- [REQUEST]
Repeat the records exactly. Every line must match.

- [INPUT FOR THIS TASK]

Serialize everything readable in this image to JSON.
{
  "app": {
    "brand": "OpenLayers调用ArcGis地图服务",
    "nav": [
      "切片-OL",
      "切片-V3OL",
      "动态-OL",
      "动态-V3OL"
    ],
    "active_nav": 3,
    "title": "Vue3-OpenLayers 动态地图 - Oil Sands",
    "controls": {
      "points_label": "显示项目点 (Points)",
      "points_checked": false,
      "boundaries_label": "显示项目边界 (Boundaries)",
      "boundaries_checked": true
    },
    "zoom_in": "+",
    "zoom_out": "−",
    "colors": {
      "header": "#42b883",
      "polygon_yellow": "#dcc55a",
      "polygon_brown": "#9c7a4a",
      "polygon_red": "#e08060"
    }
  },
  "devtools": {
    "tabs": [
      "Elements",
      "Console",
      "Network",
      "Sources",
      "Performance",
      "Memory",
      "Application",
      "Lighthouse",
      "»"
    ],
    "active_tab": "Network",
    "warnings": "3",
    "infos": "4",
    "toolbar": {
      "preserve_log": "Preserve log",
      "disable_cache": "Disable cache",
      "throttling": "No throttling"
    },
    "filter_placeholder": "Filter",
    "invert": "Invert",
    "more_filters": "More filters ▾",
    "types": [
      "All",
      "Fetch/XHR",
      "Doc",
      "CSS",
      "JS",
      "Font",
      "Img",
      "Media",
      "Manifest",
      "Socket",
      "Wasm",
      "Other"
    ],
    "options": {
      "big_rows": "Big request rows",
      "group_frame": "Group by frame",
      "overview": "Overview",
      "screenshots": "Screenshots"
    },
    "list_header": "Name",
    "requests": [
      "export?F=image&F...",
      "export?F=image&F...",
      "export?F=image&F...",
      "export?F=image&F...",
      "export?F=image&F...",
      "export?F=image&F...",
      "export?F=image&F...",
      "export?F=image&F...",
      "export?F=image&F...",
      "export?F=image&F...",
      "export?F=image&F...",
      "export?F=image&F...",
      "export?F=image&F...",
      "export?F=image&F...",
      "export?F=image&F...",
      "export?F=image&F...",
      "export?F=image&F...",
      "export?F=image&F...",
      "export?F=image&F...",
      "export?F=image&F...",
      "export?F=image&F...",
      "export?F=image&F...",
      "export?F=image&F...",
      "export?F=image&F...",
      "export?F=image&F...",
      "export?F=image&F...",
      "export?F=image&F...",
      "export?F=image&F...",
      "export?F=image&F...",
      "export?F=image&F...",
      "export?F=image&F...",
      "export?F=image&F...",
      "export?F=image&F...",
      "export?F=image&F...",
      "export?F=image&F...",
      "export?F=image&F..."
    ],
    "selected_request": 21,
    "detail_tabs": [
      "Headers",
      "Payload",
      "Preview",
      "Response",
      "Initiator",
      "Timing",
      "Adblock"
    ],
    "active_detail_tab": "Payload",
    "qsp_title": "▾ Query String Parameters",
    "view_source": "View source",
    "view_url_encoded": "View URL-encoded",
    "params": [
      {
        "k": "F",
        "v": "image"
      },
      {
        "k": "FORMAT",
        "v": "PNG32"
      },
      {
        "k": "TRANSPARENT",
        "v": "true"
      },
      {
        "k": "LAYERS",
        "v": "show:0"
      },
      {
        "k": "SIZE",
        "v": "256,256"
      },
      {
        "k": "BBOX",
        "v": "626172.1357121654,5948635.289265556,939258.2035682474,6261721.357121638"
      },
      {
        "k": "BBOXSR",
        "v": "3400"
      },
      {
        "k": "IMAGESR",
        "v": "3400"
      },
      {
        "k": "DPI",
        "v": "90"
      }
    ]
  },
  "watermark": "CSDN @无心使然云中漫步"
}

- [RESPONSE TO THIS TASK]
Serialize everything readable in this image to JSON.
{
  "app": {
    "brand": "OpenLayers调用ArcGis地图服务",
    "nav": [
      "切片-OL",
      "切片-V3OL",
      "动态-OL",
      "动态-V3OL"
    ],
    "active_nav": 3,
    "title": "Vue3-OpenLayers 动态地图 - Oil Sands",
    "controls": {
      "points_label": "显示项目点 (Points)",
      "points_checked": false,
      "boundaries_label": "显示项目边界 (Boundaries)",
      "boundaries_checked": true
    },
    "zoom_in": "+",
    "zoom_out": "−",
    "colors": {
      "header": "#42b883",
      "polygon_yellow": "#dcc55a",
      "polygon_brown": "#9c7a4a",
      "polygon_red": "#e08060"
    }
  },
  "devtools": {
    "tabs": [
      "Elements",
      "Console",
      "Network",
      "Sources",
      "Performance",
      "Memory",
      "Application",
      "Lighthouse",
      "»"
    ],
    "active_tab": "Network",
    "warnings": "3",
    "infos": "4",
    "toolbar": {
      "preserve_log": "Preserve log",
      "disable_cache": "Disable cache",
      "throttling": "No throttling"
    },
    "filter_placeholder": "Filter",
    "invert": "Invert",
    "more_filters": "More filters ▾",
    "types": [
      "All",
      "Fetch/XHR",
      "Doc",
      "CSS",
      "JS",
      "Font",
      "Img",
      "Media",
      "Manifest",
      "Socket",
      "Wasm",
      "Other"
    ],
    "options": {
      "big_rows": "Big request rows",
      "group_frame": "Group by frame",
      "overview": "Overview",
      "screenshots": "Screenshots"
    },
    "list_header": "Name",
    "requests": [
      "export?F=image&F...",
      "export?F=image&F...",
      "export?F=image&F...",
      "export?F=image&F...",
      "export?F=image&F...",
      "export?F=image&F...",
      "export?F=image&F...",
      "export?F=image&F...",
      "export?F=image&F...",
      "export?F=image&F...",
      "export?F=image&F...",
      "export?F=image&F...",
      "export?F=image&F...",
      "export?F=image&F...",
      "export?F=image&F...",
      "export?F=image&F...",
      "export?F=image&F...",
      "export?F=image&F...",
      "export?F=image&F...",
      "export?F=image&F...",
      "export?F=image&F...",
      "export?F=image&F...",
      "export?F=image&F...",
      "export?F=image&F...",
      "export?F=image&F...",
      "export?F=image&F...",
      "export?F=image&F...",
      "export?F=image&F...",
      "export?F=image&F...",
      "export?F=image&F...",
      "export?F=image&F...",
      "export?F=image&F...",
      "export?F=image&F...",
      "export?F=image&F...",
      "export?F=image&F...",
      "export?F=image&F..."
    ],
    "selected_request": 21,
    "detail_tabs": [
      "Headers",
      "Payload",
      "Preview",
      "Response",
      "Initiator",
      "Timing",
      "Adblock"
    ],
    "active_detail_tab": "Payload",
    "qsp_title": "▾ Query String Parameters",
    "view_source": "View source",
    "view_url_encoded": "View URL-encoded",
    "params": [
      {
        "k": "F",
        "v": "image"
      },
      {
        "k": "FORMAT",
        "v": "PNG32"
      },
      {
        "k": "TRANSPARENT",
        "v": "true"
      },
      {
        "k": "LAYERS",
        "v": "show:0"
      },
      {
        "k": "SIZE",
        "v": "256,256"
      },
      {
        "k": "BBOX",
        "v": "626172.1357121654,5948635.289265556,939258.2035682474,6261721.357121638"
      },
      {
        "k": "BBOXSR",
        "v": "3400"
      },
      {
        "k": "IMAGESR",
        "v": "3400"
      },
      {
        "k": "DPI",
        "v": "90"
      }
    ]
  },
  "watermark": "CSDN @无心使然云中漫步"
}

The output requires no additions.